Would you write out the listing verbatim and skip every picture in it?

** Begin **

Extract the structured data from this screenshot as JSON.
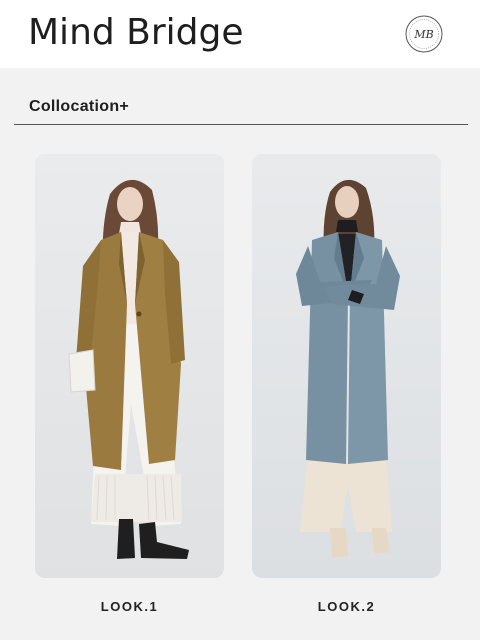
{
  "brand": {
    "name": "Mind Bridge",
    "logo_text": "MB"
  },
  "section": {
    "title": "Collocation+"
  },
  "looks": [
    {
      "label": "LOOK.1",
      "image": "model in camel wool coat with white turtleneck, white pleated wide pants and black boots, holding white bag"
    },
    {
      "label": "LOOK.2",
      "image": "model in slate-blue wool coat with black turtleneck and cream wide pants, arms crossed"
    }
  ],
  "colors": {
    "background": "#f2f2f2",
    "coat_camel": "#9a7a3e",
    "coat_blue": "#7891a2",
    "photo_bg": "#e6e8ea"
  }
}
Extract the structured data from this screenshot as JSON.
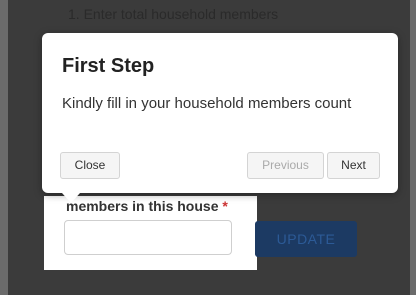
{
  "background": {
    "step_text": "1. Enter total household members"
  },
  "form": {
    "field_label": "members in this house",
    "required_mark": "*",
    "input_value": "",
    "update_label": "UPDATE"
  },
  "popover": {
    "title": "First Step",
    "content": "Kindly fill in your household members count",
    "close_label": "Close",
    "previous_label": "Previous",
    "next_label": "Next",
    "previous_disabled": true
  },
  "colors": {
    "overlay": "#3b3b3b",
    "update_button": "#1c3a63",
    "required": "#cc3333"
  }
}
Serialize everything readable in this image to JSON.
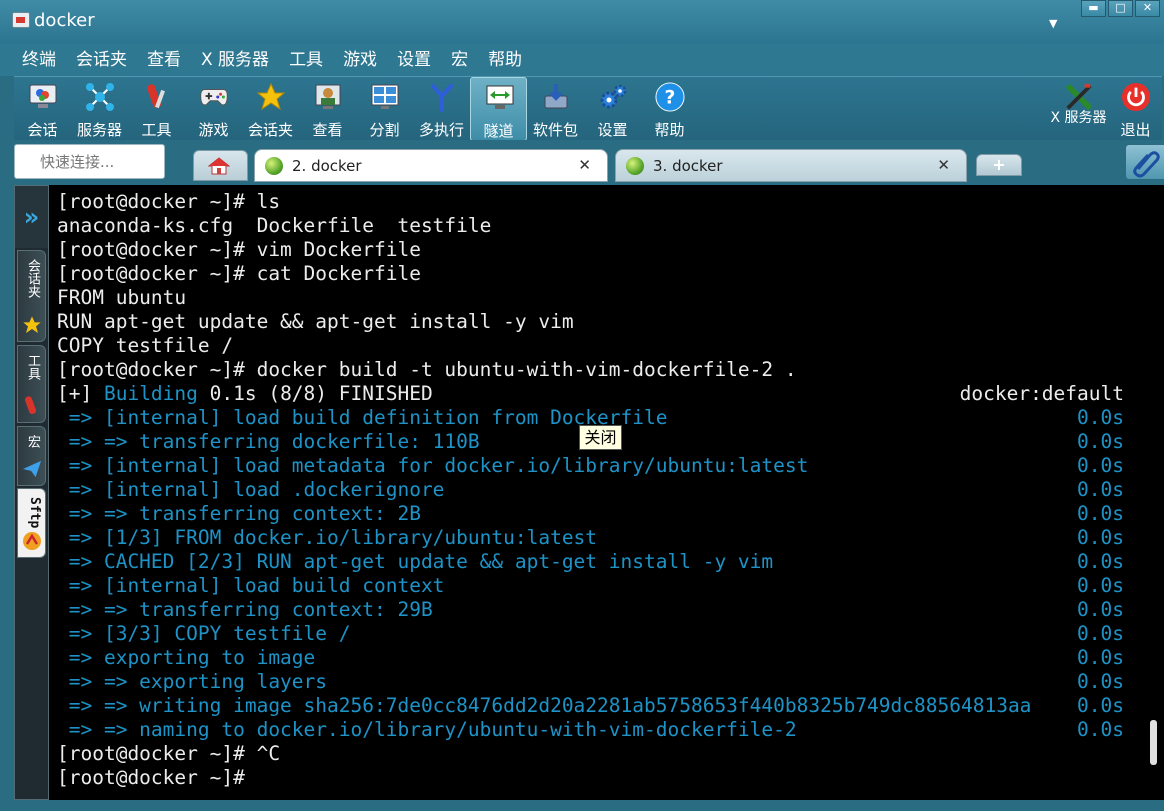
{
  "window": {
    "title": "docker",
    "menu_glyph": "▼",
    "buttons": {
      "minimize": "▬",
      "maximize": "□",
      "close": "✕"
    }
  },
  "menubar": [
    "终端",
    "会话夹",
    "查看",
    "X 服务器",
    "工具",
    "游戏",
    "设置",
    "宏",
    "帮助"
  ],
  "toolbar": {
    "left": [
      {
        "label": "会话",
        "icon": "session-icon"
      },
      {
        "label": "服务器",
        "icon": "servers-icon"
      },
      {
        "label": "工具",
        "icon": "tools-icon"
      },
      {
        "label": "游戏",
        "icon": "games-icon"
      },
      {
        "label": "会话夹",
        "icon": "star-icon"
      },
      {
        "label": "查看",
        "icon": "view-icon"
      },
      {
        "label": "分割",
        "icon": "split-icon"
      },
      {
        "label": "多执行",
        "icon": "multi-exec-icon"
      },
      {
        "label": "隧道",
        "icon": "tunnel-icon",
        "active": true
      },
      {
        "label": "软件包",
        "icon": "packages-icon"
      },
      {
        "label": "设置",
        "icon": "settings-icon"
      },
      {
        "label": "帮助",
        "icon": "help-icon"
      }
    ],
    "right": [
      {
        "label": "X 服务器",
        "icon": "x-server-icon"
      },
      {
        "label": "退出",
        "icon": "power-icon"
      }
    ]
  },
  "tabs": {
    "quick_connect_placeholder": "快速连接...",
    "items": [
      {
        "label": "2. docker",
        "active": true,
        "close": "✕"
      },
      {
        "label": "3. docker",
        "active": false,
        "close": "✕"
      }
    ],
    "new_tab": "+"
  },
  "side_panel": {
    "expand": "»",
    "tabs": [
      {
        "label": "会话夹",
        "icon": "star-icon"
      },
      {
        "label": "工具",
        "icon": "tools-icon"
      },
      {
        "label": "宏",
        "icon": "paper-plane-icon"
      },
      {
        "label": "Sftp",
        "icon": "sftp-icon",
        "active": true
      }
    ]
  },
  "terminal": {
    "lines": [
      {
        "text": "[root@docker ~]# ls",
        "color": "white"
      },
      {
        "text": "anaconda-ks.cfg  Dockerfile  testfile",
        "color": "white"
      },
      {
        "text": "[root@docker ~]# vim Dockerfile",
        "color": "white"
      },
      {
        "text": "[root@docker ~]# cat Dockerfile",
        "color": "white"
      },
      {
        "text": "FROM ubuntu",
        "color": "white"
      },
      {
        "text": "RUN apt-get update && apt-get install -y vim",
        "color": "white"
      },
      {
        "text": "COPY testfile /",
        "color": "white"
      },
      {
        "text": "[root@docker ~]# docker build -t ubuntu-with-vim-dockerfile-2 .",
        "color": "white"
      },
      {
        "prefix": "[+] ",
        "highlight": "Building",
        "suffix": " 0.1s (8/8) FINISHED",
        "right": "docker:default",
        "right_color": "white",
        "color": "white"
      },
      {
        "text": " => [internal] load build definition from Dockerfile",
        "right": "0.0s",
        "color": "blue"
      },
      {
        "text": " => => transferring dockerfile: 110B",
        "right": "0.0s",
        "color": "blue"
      },
      {
        "text": " => [internal] load metadata for docker.io/library/ubuntu:latest",
        "right": "0.0s",
        "color": "blue"
      },
      {
        "text": " => [internal] load .dockerignore",
        "right": "0.0s",
        "color": "blue"
      },
      {
        "text": " => => transferring context: 2B",
        "right": "0.0s",
        "color": "blue"
      },
      {
        "text": " => [1/3] FROM docker.io/library/ubuntu:latest",
        "right": "0.0s",
        "color": "blue"
      },
      {
        "text": " => CACHED [2/3] RUN apt-get update && apt-get install -y vim",
        "right": "0.0s",
        "color": "blue"
      },
      {
        "text": " => [internal] load build context",
        "right": "0.0s",
        "color": "blue"
      },
      {
        "text": " => => transferring context: 29B",
        "right": "0.0s",
        "color": "blue"
      },
      {
        "text": " => [3/3] COPY testfile /",
        "right": "0.0s",
        "color": "blue"
      },
      {
        "text": " => exporting to image",
        "right": "0.0s",
        "color": "blue"
      },
      {
        "text": " => => exporting layers",
        "right": "0.0s",
        "color": "blue"
      },
      {
        "text": " => => writing image sha256:7de0cc8476dd2d20a2281ab5758653f440b8325b749dc88564813aa",
        "right": "0.0s",
        "color": "blue"
      },
      {
        "text": " => => naming to docker.io/library/ubuntu-with-vim-dockerfile-2",
        "right": "0.0s",
        "color": "blue"
      },
      {
        "text": "[root@docker ~]# ^C",
        "color": "white"
      },
      {
        "text": "[root@docker ~]# ",
        "color": "white"
      }
    ],
    "tooltip": "关闭"
  }
}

** End **

__ANSWER IN FULL__.
Extract the structured data from this screenshot as JSON.
{
  "brand": {
    "name": "Mind Bridge",
    "logo_text": "MB"
  },
  "section": {
    "title": "Collocation+"
  },
  "looks": [
    {
      "label": "LOOK.1",
      "image": "model in camel wool coat with white turtleneck, white pleated wide pants and black boots, holding white bag"
    },
    {
      "label": "LOOK.2",
      "image": "model in slate-blue wool coat with black turtleneck and cream wide pants, arms crossed"
    }
  ],
  "colors": {
    "background": "#f2f2f2",
    "coat_camel": "#9a7a3e",
    "coat_blue": "#7891a2",
    "photo_bg": "#e6e8ea"
  }
}
Extract the structured data from this screenshot as JSON.
{
  "background": {
    "step_text": "1. Enter total household members"
  },
  "form": {
    "field_label": "members in this house",
    "required_mark": "*",
    "input_value": "",
    "update_label": "UPDATE"
  },
  "popover": {
    "title": "First Step",
    "content": "Kindly fill in your household members count",
    "close_label": "Close",
    "previous_label": "Previous",
    "next_label": "Next",
    "previous_disabled": true
  },
  "colors": {
    "overlay": "#3b3b3b",
    "update_button": "#1c3a63",
    "required": "#cc3333"
  }
}
Serialize everything readable in this image to JSON.
{
  "window": {
    "title": "docker",
    "menu_glyph": "▼",
    "buttons": {
      "minimize": "▬",
      "maximize": "□",
      "close": "✕"
    }
  },
  "menubar": [
    "终端",
    "会话夹",
    "查看",
    "X 服务器",
    "工具",
    "游戏",
    "设置",
    "宏",
    "帮助"
  ],
  "toolbar": {
    "left": [
      {
        "label": "会话",
        "icon": "session-icon"
      },
      {
        "label": "服务器",
        "icon": "servers-icon"
      },
      {
        "label": "工具",
        "icon": "tools-icon"
      },
      {
        "label": "游戏",
        "icon": "games-icon"
      },
      {
        "label": "会话夹",
        "icon": "star-icon"
      },
      {
        "label": "查看",
        "icon": "view-icon"
      },
      {
        "label": "分割",
        "icon": "split-icon"
      },
      {
        "label": "多执行",
        "icon": "multi-exec-icon"
      },
      {
        "label": "隧道",
        "icon": "tunnel-icon",
        "active": true
      },
      {
        "label": "软件包",
        "icon": "packages-icon"
      },
      {
        "label": "设置",
        "icon": "settings-icon"
      },
      {
        "label": "帮助",
        "icon": "help-icon"
      }
    ],
    "right": [
      {
        "label": "X 服务器",
        "icon": "x-server-icon"
      },
      {
        "label": "退出",
        "icon": "power-icon"
      }
    ]
  },
  "tabs": {
    "quick_connect_placeholder": "快速连接...",
    "items": [
      {
        "label": "2. docker",
        "active": true,
        "close": "✕"
      },
      {
        "label": "3. docker",
        "active": false,
        "close": "✕"
      }
    ],
    "new_tab": "+"
  },
  "side_panel": {
    "expand": "»",
    "tabs": [
      {
        "label": "会话夹",
        "icon": "star-icon"
      },
      {
        "label": "工具",
        "icon": "tools-icon"
      },
      {
        "label": "宏",
        "icon": "paper-plane-icon"
      },
      {
        "label": "Sftp",
        "icon": "sftp-icon",
        "active": true
      }
    ]
  },
  "terminal": {
    "lines": [
      {
        "text": "[root@docker ~]# ls",
        "color": "white"
      },
      {
        "text": "anaconda-ks.cfg  Dockerfile  testfile",
        "color": "white"
      },
      {
        "text": "[root@docker ~]# vim Dockerfile",
        "color": "white"
      },
      {
        "text": "[root@docker ~]# cat Dockerfile",
        "color": "white"
      },
      {
        "text": "FROM ubuntu",
        "color": "white"
      },
      {
        "text": "RUN apt-get update && apt-get install -y vim",
        "color": "white"
      },
      {
        "text": "COPY testfile /",
        "color": "white"
      },
      {
        "text": "[root@docker ~]# docker build -t ubuntu-with-vim-dockerfile-2 .",
        "color": "white"
      },
      {
        "prefix": "[+] ",
        "highlight": "Building",
        "suffix": " 0.1s (8/8) FINISHED",
        "right": "docker:default",
        "right_color": "white",
        "color": "white"
      },
      {
        "text": " => [internal] load build definition from Dockerfile",
        "right": "0.0s",
        "color": "blue"
      },
      {
        "text": " => => transferring dockerfile: 110B",
        "right": "0.0s",
        "color": "blue"
      },
      {
        "text": " => [internal] load metadata for docker.io/library/ubuntu:latest",
        "right": "0.0s",
        "color": "blue"
      },
      {
        "text": " => [internal] load .dockerignore",
        "right": "0.0s",
        "color": "blue"
      },
      {
        "text": " => => transferring context: 2B",
        "right": "0.0s",
        "color": "blue"
      },
      {
        "text": " => [1/3] FROM docker.io/library/ubuntu:latest",
        "right": "0.0s",
        "color": "blue"
      },
      {
        "text": " => CACHED [2/3] RUN apt-get update && apt-get install -y vim",
        "right": "0.0s",
        "color": "blue"
      },
      {
        "text": " => [internal] load build context",
        "right": "0.0s",
        "color": "blue"
      },
      {
        "text": " => => transferring context: 29B",
        "right": "0.0s",
        "color": "blue"
      },
      {
        "text": " => [3/3] COPY testfile /",
        "right": "0.0s",
        "color": "blue"
      },
      {
        "text": " => exporting to image",
        "right": "0.0s",
        "color": "blue"
      },
      {
        "text": " => => exporting layers",
        "right": "0.0s",
        "color": "blue"
      },
      {
        "text": " => => writing image sha256:7de0cc8476dd2d20a2281ab5758653f440b8325b749dc88564813aa",
        "right": "0.0s",
        "color": "blue"
      },
      {
        "text": " => => naming to docker.io/library/ubuntu-with-vim-dockerfile-2",
        "right": "0.0s",
        "color": "blue"
      },
      {
        "text": "[root@docker ~]# ^C",
        "color": "white"
      },
      {
        "text": "[root@docker ~]# ",
        "color": "white"
      }
    ],
    "tooltip": "关闭"
  }
}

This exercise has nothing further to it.